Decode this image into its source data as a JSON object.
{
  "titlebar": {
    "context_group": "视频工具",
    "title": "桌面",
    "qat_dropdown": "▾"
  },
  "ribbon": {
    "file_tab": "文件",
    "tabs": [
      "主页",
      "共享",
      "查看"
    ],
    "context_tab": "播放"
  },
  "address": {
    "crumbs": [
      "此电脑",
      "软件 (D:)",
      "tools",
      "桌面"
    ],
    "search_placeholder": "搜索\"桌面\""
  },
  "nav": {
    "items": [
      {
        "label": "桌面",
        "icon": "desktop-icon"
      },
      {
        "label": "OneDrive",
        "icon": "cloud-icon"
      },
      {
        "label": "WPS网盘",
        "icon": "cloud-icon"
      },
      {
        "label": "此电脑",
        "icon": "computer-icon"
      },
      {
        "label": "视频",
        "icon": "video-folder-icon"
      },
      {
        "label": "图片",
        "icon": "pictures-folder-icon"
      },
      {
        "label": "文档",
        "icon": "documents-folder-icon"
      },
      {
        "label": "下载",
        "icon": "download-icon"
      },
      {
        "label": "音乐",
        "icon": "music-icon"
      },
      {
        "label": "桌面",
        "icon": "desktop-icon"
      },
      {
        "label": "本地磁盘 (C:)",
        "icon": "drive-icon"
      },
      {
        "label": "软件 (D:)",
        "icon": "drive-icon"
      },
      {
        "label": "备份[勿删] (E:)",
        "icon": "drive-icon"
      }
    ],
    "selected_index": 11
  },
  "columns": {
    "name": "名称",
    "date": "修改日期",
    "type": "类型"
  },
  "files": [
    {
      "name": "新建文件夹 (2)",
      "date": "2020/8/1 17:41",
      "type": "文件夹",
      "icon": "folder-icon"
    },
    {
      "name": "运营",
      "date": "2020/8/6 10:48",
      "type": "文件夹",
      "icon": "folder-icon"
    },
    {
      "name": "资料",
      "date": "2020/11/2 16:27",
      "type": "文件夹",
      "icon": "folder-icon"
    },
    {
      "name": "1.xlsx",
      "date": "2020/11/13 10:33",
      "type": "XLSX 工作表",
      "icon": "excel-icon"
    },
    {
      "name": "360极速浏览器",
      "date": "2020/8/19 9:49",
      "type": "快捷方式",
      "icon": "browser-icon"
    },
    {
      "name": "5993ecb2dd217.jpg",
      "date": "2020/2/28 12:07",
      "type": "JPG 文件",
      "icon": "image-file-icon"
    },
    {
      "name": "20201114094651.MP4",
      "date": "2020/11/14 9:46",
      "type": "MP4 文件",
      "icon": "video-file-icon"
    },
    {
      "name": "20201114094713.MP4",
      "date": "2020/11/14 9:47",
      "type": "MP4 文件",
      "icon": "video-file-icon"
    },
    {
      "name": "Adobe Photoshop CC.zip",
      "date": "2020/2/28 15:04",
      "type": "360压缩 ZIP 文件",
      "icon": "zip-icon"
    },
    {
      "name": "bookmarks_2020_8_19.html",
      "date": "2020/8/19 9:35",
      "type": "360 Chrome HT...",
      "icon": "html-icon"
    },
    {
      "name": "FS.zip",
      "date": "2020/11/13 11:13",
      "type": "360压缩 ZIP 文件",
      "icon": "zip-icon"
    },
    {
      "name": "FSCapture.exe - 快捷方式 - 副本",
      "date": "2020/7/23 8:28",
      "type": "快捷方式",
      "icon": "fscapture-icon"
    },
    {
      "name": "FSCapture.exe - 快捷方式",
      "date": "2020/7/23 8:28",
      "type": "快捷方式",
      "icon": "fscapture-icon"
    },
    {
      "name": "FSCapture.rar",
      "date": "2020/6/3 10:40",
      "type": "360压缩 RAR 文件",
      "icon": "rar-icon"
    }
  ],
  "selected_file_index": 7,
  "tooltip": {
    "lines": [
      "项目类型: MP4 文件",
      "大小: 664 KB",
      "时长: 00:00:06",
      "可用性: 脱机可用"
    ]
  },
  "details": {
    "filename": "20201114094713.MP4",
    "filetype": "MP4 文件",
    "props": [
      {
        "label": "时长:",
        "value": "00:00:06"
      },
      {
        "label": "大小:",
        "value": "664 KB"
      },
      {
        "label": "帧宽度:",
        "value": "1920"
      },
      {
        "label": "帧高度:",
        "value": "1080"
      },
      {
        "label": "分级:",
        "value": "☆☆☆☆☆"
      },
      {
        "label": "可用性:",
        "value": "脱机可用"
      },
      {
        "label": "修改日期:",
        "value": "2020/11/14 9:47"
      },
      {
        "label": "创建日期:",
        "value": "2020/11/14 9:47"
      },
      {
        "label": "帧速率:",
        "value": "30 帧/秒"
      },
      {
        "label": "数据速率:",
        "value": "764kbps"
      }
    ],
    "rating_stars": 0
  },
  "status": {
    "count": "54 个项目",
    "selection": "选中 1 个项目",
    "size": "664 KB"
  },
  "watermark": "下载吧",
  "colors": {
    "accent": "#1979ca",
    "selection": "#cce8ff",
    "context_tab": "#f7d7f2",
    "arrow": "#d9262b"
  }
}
^^^^^^^^
Return every entry exactly as given.

Decode this image into its source data as a JSON object.
{
  "titlebar": {
    "context_group": "视频工具",
    "title": "桌面",
    "qat_dropdown": "▾"
  },
  "ribbon": {
    "file_tab": "文件",
    "tabs": [
      "主页",
      "共享",
      "查看"
    ],
    "context_tab": "播放"
  },
  "address": {
    "crumbs": [
      "此电脑",
      "软件 (D:)",
      "tools",
      "桌面"
    ],
    "search_placeholder": "搜索\"桌面\""
  },
  "nav": {
    "items": [
      {
        "label": "桌面",
        "icon": "desktop-icon"
      },
      {
        "label": "OneDrive",
        "icon": "cloud-icon"
      },
      {
        "label": "WPS网盘",
        "icon": "cloud-icon"
      },
      {
        "label": "此电脑",
        "icon": "computer-icon"
      },
      {
        "label": "视频",
        "icon": "video-folder-icon"
      },
      {
        "label": "图片",
        "icon": "pictures-folder-icon"
      },
      {
        "label": "文档",
        "icon": "documents-folder-icon"
      },
      {
        "label": "下载",
        "icon": "download-icon"
      },
      {
        "label": "音乐",
        "icon": "music-icon"
      },
      {
        "label": "桌面",
        "icon": "desktop-icon"
      },
      {
        "label": "本地磁盘 (C:)",
        "icon": "drive-icon"
      },
      {
        "label": "软件 (D:)",
        "icon": "drive-icon"
      },
      {
        "label": "备份[勿删] (E:)",
        "icon": "drive-icon"
      }
    ],
    "selected_index": 11
  },
  "columns": {
    "name": "名称",
    "date": "修改日期",
    "type": "类型"
  },
  "files": [
    {
      "name": "新建文件夹 (2)",
      "date": "2020/8/1 17:41",
      "type": "文件夹",
      "icon": "folder-icon"
    },
    {
      "name": "运营",
      "date": "2020/8/6 10:48",
      "type": "文件夹",
      "icon": "folder-icon"
    },
    {
      "name": "资料",
      "date": "2020/11/2 16:27",
      "type": "文件夹",
      "icon": "folder-icon"
    },
    {
      "name": "1.xlsx",
      "date": "2020/11/13 10:33",
      "type": "XLSX 工作表",
      "icon": "excel-icon"
    },
    {
      "name": "360极速浏览器",
      "date": "2020/8/19 9:49",
      "type": "快捷方式",
      "icon": "browser-icon"
    },
    {
      "name": "5993ecb2dd217.jpg",
      "date": "2020/2/28 12:07",
      "type": "JPG 文件",
      "icon": "image-file-icon"
    },
    {
      "name": "20201114094651.MP4",
      "date": "2020/11/14 9:46",
      "type": "MP4 文件",
      "icon": "video-file-icon"
    },
    {
      "name": "20201114094713.MP4",
      "date": "2020/11/14 9:47",
      "type": "MP4 文件",
      "icon": "video-file-icon"
    },
    {
      "name": "Adobe Photoshop CC.zip",
      "date": "2020/2/28 15:04",
      "type": "360压缩 ZIP 文件",
      "icon": "zip-icon"
    },
    {
      "name": "bookmarks_2020_8_19.html",
      "date": "2020/8/19 9:35",
      "type": "360 Chrome HT...",
      "icon": "html-icon"
    },
    {
      "name": "FS.zip",
      "date": "2020/11/13 11:13",
      "type": "360压缩 ZIP 文件",
      "icon": "zip-icon"
    },
    {
      "name": "FSCapture.exe - 快捷方式 - 副本",
      "date": "2020/7/23 8:28",
      "type": "快捷方式",
      "icon": "fscapture-icon"
    },
    {
      "name": "FSCapture.exe - 快捷方式",
      "date": "2020/7/23 8:28",
      "type": "快捷方式",
      "icon": "fscapture-icon"
    },
    {
      "name": "FSCapture.rar",
      "date": "2020/6/3 10:40",
      "type": "360压缩 RAR 文件",
      "icon": "rar-icon"
    }
  ],
  "selected_file_index": 7,
  "tooltip": {
    "lines": [
      "项目类型: MP4 文件",
      "大小: 664 KB",
      "时长: 00:00:06",
      "可用性: 脱机可用"
    ]
  },
  "details": {
    "filename": "20201114094713.MP4",
    "filetype": "MP4 文件",
    "props": [
      {
        "label": "时长:",
        "value": "00:00:06"
      },
      {
        "label": "大小:",
        "value": "664 KB"
      },
      {
        "label": "帧宽度:",
        "value": "1920"
      },
      {
        "label": "帧高度:",
        "value": "1080"
      },
      {
        "label": "分级:",
        "value": "☆☆☆☆☆"
      },
      {
        "label": "可用性:",
        "value": "脱机可用"
      },
      {
        "label": "修改日期:",
        "value": "2020/11/14 9:47"
      },
      {
        "label": "创建日期:",
        "value": "2020/11/14 9:47"
      },
      {
        "label": "帧速率:",
        "value": "30 帧/秒"
      },
      {
        "label": "数据速率:",
        "value": "764kbps"
      }
    ],
    "rating_stars": 0
  },
  "status": {
    "count": "54 个项目",
    "selection": "选中 1 个项目",
    "size": "664 KB"
  },
  "watermark": "下载吧",
  "colors": {
    "accent": "#1979ca",
    "selection": "#cce8ff",
    "context_tab": "#f7d7f2",
    "arrow": "#d9262b"
  }
}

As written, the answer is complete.